# [DESCRIPTION OF THE TASK]
Repeat each record below exactly, dropping the pictures.

Saved entries
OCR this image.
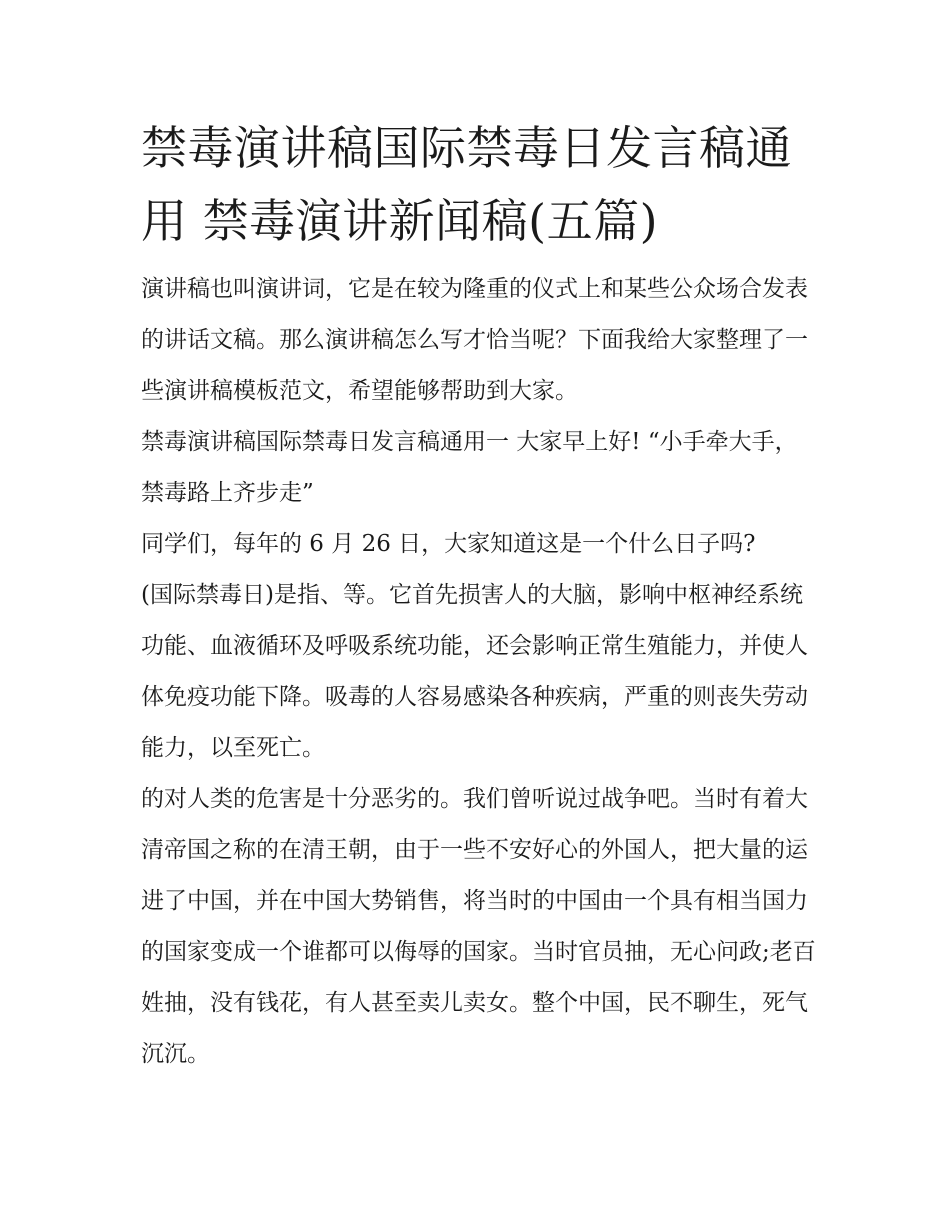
禁毒演讲稿国际禁毒日发言稿通用 禁毒演讲新闻稿(五篇)

演讲稿也叫演讲词，它是在较为隆重的仪式上和某些公众场合发表的讲话文稿。那么演讲稿怎么写才恰当呢？下面我给大家整理了一些演讲稿模板范文，希望能够帮助到大家。

禁毒演讲稿国际禁毒日发言稿通用一 大家早上好! “小手牵大手，禁毒路上齐步走”

同学们，每年的 6 月 26 日，大家知道这是一个什么日子吗?

(国际禁毒日)是指、等。它首先损害人的大脑，影响中枢神经系统功能、血液循环及呼吸系统功能，还会影响正常生殖能力，并使人体免疫功能下降。吸毒的人容易感染各种疾病，严重的则丧失劳动能力，以至死亡。

的对人类的危害是十分恶劣的。我们曾听说过战争吧。当时有着大清帝国之称的在清王朝，由于一些不安好心的外国人，把大量的运进了中国，并在中国大势销售，将当时的中国由一个具有相当国力的国家变成一个谁都可以侮辱的国家。当时官员抽，无心问政;老百姓抽，没有钱花，有人甚至卖儿卖女。整个中国，民不聊生，死气沉沉。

# [ANSWER FOR THE TASK]
OCR this image.
禁毒演讲稿国际禁毒日发言稿通用 禁毒演讲新闻稿(五篇)

演讲稿也叫演讲词，它是在较为隆重的仪式上和某些公众场合发表的讲话文稿。那么演讲稿怎么写才恰当呢？下面我给大家整理了一些演讲稿模板范文，希望能够帮助到大家。

禁毒演讲稿国际禁毒日发言稿通用一 大家早上好! “小手牵大手，禁毒路上齐步走”

同学们，每年的 6 月 26 日，大家知道这是一个什么日子吗?

(国际禁毒日)是指、等。它首先损害人的大脑，影响中枢神经系统功能、血液循环及呼吸系统功能，还会影响正常生殖能力，并使人体免疫功能下降。吸毒的人容易感染各种疾病，严重的则丧失劳动能力，以至死亡。

的对人类的危害是十分恶劣的。我们曾听说过战争吧。当时有着大清帝国之称的在清王朝，由于一些不安好心的外国人，把大量的运进了中国，并在中国大势销售，将当时的中国由一个具有相当国力的国家变成一个谁都可以侮辱的国家。当时官员抽，无心问政;老百姓抽，没有钱花，有人甚至卖儿卖女。整个中国，民不聊生，死气沉沉。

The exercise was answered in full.